- [WHAT IS EXPECTED]: Each line below either holds the string "color" or doesn't. Count those that do and give only the number.

Dataset entries on figures:
• • •
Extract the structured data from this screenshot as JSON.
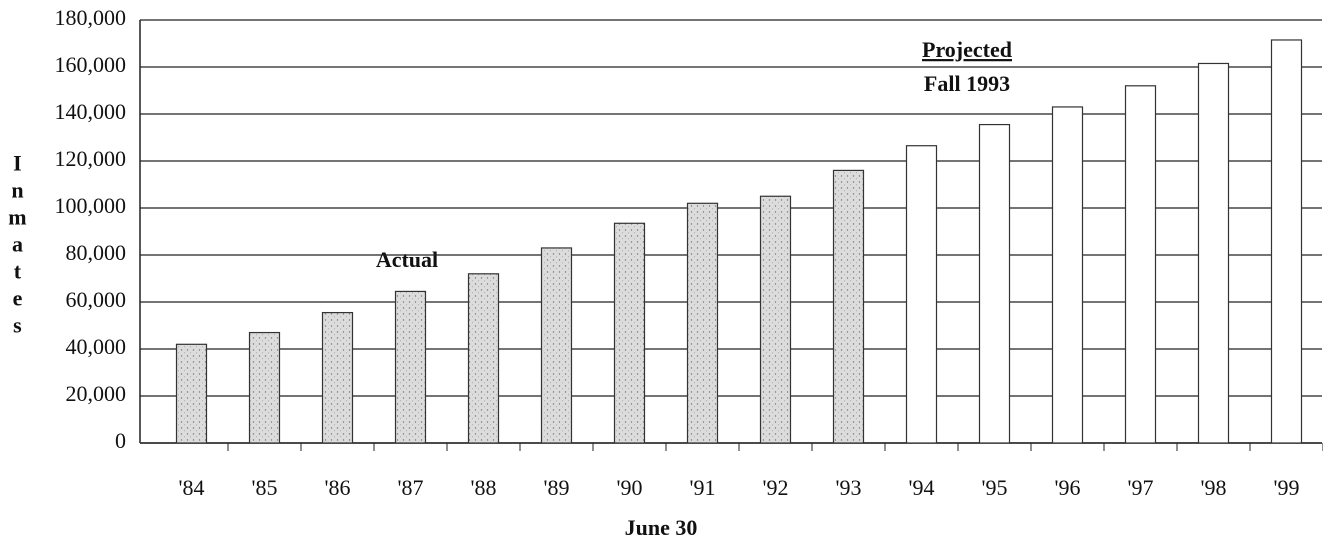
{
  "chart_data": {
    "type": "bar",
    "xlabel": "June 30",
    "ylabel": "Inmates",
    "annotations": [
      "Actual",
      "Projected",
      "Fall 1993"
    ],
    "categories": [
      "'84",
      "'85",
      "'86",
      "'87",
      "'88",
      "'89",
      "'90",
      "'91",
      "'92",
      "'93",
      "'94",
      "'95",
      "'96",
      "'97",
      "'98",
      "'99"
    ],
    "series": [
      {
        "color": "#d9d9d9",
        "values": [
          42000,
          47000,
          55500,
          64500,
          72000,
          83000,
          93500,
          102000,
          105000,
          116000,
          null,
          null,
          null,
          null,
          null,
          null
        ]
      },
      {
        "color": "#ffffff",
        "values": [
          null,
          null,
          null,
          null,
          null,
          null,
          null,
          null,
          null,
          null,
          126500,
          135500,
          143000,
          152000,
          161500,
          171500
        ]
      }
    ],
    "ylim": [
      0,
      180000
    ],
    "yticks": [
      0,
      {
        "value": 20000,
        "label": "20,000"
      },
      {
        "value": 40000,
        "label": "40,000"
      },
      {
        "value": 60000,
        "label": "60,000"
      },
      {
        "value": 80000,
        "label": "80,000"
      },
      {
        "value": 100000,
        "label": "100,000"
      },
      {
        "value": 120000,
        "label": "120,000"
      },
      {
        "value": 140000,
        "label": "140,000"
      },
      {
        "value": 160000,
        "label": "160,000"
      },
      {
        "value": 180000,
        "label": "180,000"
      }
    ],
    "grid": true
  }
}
• • •
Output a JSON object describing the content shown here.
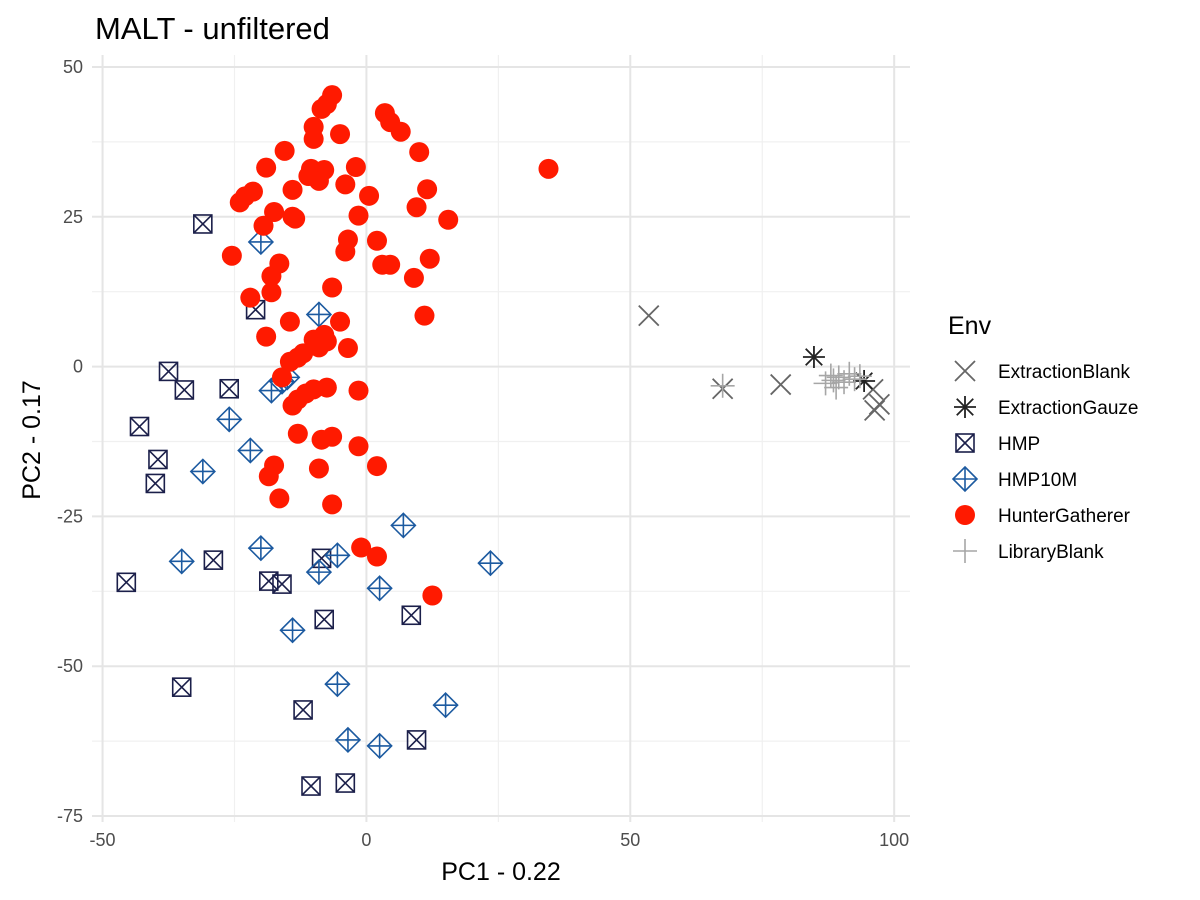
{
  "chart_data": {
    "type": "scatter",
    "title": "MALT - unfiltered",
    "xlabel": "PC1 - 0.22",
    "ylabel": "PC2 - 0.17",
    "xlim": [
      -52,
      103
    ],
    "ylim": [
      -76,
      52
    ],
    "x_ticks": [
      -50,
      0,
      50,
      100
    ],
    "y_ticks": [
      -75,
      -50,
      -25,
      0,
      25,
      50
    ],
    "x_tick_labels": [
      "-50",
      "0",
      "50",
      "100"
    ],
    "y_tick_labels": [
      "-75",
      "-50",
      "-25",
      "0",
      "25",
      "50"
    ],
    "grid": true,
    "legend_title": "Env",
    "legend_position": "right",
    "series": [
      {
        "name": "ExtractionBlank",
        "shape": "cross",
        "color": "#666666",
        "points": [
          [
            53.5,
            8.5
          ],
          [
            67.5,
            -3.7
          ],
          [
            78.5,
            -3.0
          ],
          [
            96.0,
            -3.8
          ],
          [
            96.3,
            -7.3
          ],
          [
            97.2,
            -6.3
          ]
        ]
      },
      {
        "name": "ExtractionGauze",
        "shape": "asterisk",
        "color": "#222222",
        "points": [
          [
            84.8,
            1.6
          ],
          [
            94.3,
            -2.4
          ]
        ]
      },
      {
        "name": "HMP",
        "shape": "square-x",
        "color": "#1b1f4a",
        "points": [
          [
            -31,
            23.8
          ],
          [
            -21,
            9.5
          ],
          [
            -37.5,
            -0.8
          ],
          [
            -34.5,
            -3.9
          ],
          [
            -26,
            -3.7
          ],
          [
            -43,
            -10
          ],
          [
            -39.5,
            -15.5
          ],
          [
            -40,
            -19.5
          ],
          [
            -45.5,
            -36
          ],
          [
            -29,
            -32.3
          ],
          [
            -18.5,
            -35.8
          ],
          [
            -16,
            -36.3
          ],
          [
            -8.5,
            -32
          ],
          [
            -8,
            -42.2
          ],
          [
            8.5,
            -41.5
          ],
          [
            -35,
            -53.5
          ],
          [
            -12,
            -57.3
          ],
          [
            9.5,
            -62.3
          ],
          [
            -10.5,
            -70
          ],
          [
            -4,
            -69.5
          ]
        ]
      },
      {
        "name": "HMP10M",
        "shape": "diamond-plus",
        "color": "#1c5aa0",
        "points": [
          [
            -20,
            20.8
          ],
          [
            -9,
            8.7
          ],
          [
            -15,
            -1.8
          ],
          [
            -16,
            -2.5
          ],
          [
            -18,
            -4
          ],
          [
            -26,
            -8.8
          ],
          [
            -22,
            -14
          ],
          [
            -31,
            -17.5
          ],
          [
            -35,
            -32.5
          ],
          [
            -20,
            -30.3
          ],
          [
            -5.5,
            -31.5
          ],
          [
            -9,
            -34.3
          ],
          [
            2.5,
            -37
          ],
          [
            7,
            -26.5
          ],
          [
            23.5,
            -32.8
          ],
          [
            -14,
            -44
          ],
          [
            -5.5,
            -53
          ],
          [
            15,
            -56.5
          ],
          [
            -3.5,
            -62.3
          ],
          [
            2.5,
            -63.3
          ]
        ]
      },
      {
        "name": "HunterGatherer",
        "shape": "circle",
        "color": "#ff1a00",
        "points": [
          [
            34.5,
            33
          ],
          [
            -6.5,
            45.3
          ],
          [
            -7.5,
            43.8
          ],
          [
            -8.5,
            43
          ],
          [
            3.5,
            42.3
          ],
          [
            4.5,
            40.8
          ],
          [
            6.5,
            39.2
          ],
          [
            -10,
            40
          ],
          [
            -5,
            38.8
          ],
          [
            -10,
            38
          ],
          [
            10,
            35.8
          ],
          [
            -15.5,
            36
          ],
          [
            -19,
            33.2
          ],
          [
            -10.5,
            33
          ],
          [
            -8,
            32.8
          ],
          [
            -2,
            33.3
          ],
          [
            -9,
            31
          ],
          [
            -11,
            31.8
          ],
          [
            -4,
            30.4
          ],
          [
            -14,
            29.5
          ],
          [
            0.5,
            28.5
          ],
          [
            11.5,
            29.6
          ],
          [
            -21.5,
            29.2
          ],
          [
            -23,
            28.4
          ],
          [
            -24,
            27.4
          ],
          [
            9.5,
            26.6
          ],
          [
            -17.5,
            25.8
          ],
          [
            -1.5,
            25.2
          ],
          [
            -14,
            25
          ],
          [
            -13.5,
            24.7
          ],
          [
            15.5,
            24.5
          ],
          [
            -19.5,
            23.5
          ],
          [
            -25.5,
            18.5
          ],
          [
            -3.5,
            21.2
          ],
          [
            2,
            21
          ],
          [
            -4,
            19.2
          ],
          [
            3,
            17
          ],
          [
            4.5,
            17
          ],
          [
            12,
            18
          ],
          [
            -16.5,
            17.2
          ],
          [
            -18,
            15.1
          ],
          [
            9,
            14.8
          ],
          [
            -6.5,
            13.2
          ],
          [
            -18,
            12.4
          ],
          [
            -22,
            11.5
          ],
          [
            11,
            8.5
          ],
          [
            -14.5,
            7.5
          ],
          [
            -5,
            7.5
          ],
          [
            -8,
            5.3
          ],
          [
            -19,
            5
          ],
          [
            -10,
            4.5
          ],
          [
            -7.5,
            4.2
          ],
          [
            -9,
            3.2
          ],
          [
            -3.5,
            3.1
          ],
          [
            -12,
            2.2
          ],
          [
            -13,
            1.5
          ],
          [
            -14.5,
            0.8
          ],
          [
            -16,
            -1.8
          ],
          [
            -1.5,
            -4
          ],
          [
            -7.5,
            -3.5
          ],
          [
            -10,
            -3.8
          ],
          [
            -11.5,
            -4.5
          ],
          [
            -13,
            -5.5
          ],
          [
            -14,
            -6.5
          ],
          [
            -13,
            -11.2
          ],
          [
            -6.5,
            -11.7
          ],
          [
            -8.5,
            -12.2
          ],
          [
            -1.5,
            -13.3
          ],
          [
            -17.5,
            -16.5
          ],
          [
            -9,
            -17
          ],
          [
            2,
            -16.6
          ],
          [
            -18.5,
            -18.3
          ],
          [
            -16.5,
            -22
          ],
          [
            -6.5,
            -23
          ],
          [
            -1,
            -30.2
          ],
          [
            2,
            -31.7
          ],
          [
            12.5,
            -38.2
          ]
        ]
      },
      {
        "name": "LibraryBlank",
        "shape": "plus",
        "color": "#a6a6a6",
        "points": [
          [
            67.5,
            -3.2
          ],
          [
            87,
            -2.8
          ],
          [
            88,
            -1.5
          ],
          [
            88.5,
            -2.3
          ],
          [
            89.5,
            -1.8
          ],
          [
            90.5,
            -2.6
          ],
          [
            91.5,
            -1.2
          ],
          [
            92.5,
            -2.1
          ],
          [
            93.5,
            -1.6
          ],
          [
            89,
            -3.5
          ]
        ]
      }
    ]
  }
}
• • •
- [COMPLETE RESPONSE]: 8